• **What you need to do**
Return the whole listing exactly as it stands.

Dataset entries:
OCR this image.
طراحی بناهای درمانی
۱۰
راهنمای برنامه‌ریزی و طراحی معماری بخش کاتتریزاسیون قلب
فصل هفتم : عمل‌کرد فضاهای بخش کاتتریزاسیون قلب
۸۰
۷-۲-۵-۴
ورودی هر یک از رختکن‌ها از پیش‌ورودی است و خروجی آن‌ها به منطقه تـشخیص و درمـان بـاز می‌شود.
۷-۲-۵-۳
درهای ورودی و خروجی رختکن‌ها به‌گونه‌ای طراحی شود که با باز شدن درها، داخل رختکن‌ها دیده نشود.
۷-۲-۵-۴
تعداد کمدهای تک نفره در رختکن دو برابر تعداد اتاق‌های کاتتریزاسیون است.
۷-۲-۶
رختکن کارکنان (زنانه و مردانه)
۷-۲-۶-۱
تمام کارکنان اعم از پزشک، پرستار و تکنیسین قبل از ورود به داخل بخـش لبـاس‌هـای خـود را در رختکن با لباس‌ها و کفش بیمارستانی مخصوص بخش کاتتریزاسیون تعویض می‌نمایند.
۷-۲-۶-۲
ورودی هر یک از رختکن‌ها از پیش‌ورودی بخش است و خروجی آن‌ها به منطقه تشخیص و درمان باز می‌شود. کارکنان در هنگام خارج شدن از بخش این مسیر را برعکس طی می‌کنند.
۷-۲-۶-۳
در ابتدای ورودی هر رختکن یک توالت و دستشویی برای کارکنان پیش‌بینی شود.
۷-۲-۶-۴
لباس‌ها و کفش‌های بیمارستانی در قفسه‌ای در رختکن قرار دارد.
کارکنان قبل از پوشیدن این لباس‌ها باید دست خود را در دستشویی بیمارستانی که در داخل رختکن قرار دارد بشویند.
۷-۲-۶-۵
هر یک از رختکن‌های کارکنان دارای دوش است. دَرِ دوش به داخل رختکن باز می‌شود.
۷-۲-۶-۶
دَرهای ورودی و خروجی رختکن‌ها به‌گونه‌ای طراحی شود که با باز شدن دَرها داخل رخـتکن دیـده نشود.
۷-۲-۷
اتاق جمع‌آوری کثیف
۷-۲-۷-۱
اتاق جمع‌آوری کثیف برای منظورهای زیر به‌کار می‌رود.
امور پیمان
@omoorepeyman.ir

• **Result below**
OCR this image.
طراحی بناهای درمانی
۱۰
راهنمای برنامه‌ریزی و طراحی معماری بخش کاتتریزاسیون قلب
فصل هفتم : عمل‌کرد فضاهای بخش کاتتریزاسیون قلب
۸۰
۷-۲-۵-۴
ورودی هر یک از رختکن‌ها از پیش‌ورودی است و خروجی آن‌ها به منطقه تـشخیص و درمـان بـاز می‌شود.
۷-۲-۵-۳
درهای ورودی و خروجی رختکن‌ها به‌گونه‌ای طراحی شود که با باز شدن درها، داخل رختکن‌ها دیده نشود.
۷-۲-۵-۴
تعداد کمدهای تک نفره در رختکن دو برابر تعداد اتاق‌های کاتتریزاسیون است.
۷-۲-۶
رختکن کارکنان (زنانه و مردانه)
۷-۲-۶-۱
تمام کارکنان اعم از پزشک، پرستار و تکنیسین قبل از ورود به داخل بخـش لبـاس‌هـای خـود را در رختکن با لباس‌ها و کفش بیمارستانی مخصوص بخش کاتتریزاسیون تعویض می‌نمایند.
۷-۲-۶-۲
ورودی هر یک از رختکن‌ها از پیش‌ورودی بخش است و خروجی آن‌ها به منطقه تشخیص و درمان باز می‌شود. کارکنان در هنگام خارج شدن از بخش این مسیر را برعکس طی می‌کنند.
۷-۲-۶-۳
در ابتدای ورودی هر رختکن یک توالت و دستشویی برای کارکنان پیش‌بینی شود.
۷-۲-۶-۴
لباس‌ها و کفش‌های بیمارستانی در قفسه‌ای در رختکن قرار دارد.
کارکنان قبل از پوشیدن این لباس‌ها باید دست خود را در دستشویی بیمارستانی که در داخل رختکن قرار دارد بشویند.
۷-۲-۶-۵
هر یک از رختکن‌های کارکنان دارای دوش است. دَرِ دوش به داخل رختکن باز می‌شود.
۷-۲-۶-۶
دَرهای ورودی و خروجی رختکن‌ها به‌گونه‌ای طراحی شود که با باز شدن دَرها داخل رخـتکن دیـده نشود.
۷-۲-۷
اتاق جمع‌آوری کثیف
۷-۲-۷-۱
اتاق جمع‌آوری کثیف برای منظورهای زیر به‌کار می‌رود.
امور پیمان
@omoorepeyman.ir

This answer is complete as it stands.